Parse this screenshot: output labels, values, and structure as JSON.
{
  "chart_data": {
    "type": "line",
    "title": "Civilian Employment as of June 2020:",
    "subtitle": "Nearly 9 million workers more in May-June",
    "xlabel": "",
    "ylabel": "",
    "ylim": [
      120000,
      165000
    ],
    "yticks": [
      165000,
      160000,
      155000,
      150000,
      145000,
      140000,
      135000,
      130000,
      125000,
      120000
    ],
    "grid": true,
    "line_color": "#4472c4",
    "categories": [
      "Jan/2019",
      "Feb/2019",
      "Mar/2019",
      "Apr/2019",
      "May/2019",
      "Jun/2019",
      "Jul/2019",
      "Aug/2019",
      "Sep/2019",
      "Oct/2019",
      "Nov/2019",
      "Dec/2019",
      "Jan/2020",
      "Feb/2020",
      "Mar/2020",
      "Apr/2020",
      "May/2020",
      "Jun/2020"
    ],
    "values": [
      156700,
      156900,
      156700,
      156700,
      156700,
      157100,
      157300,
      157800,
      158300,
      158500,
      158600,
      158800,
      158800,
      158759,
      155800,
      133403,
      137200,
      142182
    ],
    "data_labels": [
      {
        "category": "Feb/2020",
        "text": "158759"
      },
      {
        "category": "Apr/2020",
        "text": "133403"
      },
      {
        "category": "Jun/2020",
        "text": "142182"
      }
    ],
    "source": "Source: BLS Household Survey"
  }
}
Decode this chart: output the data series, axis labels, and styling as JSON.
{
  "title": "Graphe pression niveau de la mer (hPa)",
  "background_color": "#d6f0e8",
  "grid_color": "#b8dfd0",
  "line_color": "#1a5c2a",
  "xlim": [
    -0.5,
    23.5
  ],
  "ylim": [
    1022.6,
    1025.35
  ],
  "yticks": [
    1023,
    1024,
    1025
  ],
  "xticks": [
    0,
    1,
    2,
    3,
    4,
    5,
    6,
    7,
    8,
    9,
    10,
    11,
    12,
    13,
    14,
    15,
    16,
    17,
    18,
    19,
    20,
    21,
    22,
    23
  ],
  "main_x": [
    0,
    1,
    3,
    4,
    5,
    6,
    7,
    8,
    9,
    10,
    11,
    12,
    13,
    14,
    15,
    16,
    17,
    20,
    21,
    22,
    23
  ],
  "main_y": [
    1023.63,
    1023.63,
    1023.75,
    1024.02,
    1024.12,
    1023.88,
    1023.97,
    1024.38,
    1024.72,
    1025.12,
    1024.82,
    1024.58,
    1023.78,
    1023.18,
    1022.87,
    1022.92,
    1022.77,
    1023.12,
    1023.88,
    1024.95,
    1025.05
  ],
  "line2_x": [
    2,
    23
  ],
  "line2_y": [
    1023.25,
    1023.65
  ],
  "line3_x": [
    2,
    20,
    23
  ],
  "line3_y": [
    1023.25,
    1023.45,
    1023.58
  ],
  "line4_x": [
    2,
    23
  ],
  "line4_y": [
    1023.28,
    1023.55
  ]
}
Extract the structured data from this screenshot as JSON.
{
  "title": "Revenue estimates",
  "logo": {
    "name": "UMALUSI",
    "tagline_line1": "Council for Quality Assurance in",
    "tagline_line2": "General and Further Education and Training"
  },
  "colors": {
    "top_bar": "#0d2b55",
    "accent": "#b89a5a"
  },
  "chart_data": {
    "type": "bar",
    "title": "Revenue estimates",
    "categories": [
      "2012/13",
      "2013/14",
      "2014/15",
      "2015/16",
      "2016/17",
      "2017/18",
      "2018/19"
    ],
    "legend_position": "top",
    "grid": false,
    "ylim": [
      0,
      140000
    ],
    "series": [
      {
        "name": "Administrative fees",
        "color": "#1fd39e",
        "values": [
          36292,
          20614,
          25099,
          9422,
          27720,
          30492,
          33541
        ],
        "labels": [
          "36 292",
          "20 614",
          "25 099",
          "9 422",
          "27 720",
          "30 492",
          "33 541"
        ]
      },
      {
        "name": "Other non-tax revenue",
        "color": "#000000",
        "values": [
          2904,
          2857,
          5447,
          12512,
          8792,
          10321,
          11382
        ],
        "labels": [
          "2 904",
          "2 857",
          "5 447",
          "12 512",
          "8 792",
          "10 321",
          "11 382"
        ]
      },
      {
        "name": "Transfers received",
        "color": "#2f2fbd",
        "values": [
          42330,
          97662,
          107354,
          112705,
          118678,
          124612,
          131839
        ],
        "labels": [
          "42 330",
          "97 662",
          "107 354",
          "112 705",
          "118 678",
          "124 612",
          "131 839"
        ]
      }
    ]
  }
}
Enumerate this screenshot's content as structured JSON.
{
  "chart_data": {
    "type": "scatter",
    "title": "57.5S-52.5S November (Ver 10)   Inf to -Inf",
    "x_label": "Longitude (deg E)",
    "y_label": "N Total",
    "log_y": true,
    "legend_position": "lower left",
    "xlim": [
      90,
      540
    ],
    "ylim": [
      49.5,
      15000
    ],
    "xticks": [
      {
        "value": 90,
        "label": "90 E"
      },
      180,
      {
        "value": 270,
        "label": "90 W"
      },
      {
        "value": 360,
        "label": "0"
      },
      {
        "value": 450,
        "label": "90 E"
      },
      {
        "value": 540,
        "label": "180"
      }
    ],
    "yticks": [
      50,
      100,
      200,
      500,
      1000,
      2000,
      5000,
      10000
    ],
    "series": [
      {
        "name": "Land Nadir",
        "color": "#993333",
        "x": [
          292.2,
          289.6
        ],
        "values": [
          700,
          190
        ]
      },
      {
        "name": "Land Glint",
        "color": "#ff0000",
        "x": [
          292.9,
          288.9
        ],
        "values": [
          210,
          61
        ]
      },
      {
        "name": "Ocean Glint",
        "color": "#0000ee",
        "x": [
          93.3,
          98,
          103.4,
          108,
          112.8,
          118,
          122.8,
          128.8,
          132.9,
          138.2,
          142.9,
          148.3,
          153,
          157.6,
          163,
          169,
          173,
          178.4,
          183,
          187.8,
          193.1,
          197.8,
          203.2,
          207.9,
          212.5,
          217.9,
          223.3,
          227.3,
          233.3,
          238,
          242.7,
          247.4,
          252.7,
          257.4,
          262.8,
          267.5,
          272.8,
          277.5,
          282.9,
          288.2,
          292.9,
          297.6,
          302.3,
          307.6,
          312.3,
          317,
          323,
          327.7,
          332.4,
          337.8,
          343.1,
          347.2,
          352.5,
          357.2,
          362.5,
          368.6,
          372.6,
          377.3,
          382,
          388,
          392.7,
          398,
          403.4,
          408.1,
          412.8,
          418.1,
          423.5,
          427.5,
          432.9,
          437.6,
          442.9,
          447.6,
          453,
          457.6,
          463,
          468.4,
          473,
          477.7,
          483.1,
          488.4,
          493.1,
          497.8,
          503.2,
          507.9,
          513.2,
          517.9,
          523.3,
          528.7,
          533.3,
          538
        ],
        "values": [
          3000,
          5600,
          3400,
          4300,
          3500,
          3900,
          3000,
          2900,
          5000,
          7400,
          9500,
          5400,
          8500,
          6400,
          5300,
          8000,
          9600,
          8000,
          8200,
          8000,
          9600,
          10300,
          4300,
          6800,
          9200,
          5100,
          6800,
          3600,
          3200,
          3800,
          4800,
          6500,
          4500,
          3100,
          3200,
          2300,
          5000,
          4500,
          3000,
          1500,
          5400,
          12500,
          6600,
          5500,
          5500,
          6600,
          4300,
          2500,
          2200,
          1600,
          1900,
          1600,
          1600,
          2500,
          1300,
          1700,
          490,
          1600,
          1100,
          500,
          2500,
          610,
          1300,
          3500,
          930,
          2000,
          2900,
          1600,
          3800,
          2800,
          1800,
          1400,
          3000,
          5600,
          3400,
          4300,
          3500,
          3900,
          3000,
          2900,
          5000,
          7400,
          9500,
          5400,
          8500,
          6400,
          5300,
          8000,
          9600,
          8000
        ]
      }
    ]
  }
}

================

Written instruction
Consider the entries above and return each line with the string "estimates".

Answer below
  "title": "Revenue estimates",
    "title": "Revenue estimates",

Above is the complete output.